- _PROBLEM DETAILS_: Check every line of the entries that follow, and copy the ones containing "Marie".
— START OF DATASET —
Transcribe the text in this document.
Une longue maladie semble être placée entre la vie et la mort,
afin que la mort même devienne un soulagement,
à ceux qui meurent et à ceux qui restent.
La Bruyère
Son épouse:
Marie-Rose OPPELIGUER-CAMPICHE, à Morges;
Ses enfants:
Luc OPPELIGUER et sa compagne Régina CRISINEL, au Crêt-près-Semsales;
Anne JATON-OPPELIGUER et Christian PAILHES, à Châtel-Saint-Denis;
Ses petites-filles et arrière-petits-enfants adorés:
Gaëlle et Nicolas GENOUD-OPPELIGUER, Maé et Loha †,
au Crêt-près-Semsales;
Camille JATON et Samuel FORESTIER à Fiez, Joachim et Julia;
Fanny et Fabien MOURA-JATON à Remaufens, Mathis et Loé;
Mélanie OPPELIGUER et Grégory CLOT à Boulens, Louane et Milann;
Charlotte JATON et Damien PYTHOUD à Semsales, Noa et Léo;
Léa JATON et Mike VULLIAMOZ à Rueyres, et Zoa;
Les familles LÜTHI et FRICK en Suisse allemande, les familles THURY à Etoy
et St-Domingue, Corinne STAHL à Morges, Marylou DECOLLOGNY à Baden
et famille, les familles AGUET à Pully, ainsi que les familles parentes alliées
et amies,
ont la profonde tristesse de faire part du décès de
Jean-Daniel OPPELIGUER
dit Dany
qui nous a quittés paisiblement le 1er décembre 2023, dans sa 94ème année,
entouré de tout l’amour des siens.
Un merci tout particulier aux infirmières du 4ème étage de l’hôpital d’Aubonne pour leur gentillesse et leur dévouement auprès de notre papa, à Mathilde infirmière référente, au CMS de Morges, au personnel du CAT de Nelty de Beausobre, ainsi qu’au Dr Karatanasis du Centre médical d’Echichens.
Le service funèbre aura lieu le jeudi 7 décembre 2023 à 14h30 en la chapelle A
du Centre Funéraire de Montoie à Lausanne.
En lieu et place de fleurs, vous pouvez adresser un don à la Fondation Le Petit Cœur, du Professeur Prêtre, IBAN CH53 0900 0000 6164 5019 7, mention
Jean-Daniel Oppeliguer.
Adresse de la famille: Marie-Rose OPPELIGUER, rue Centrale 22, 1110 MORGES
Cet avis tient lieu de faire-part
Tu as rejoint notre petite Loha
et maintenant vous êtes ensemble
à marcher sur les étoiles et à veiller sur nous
— END OF DATASET —
- _FINAL RESULT_:
Marie-Rose OPPELIGUER-CAMPICHE, à Morges;
Adresse de la famille: Marie-Rose OPPELIGUER, rue Centrale 22, 1110 MORGES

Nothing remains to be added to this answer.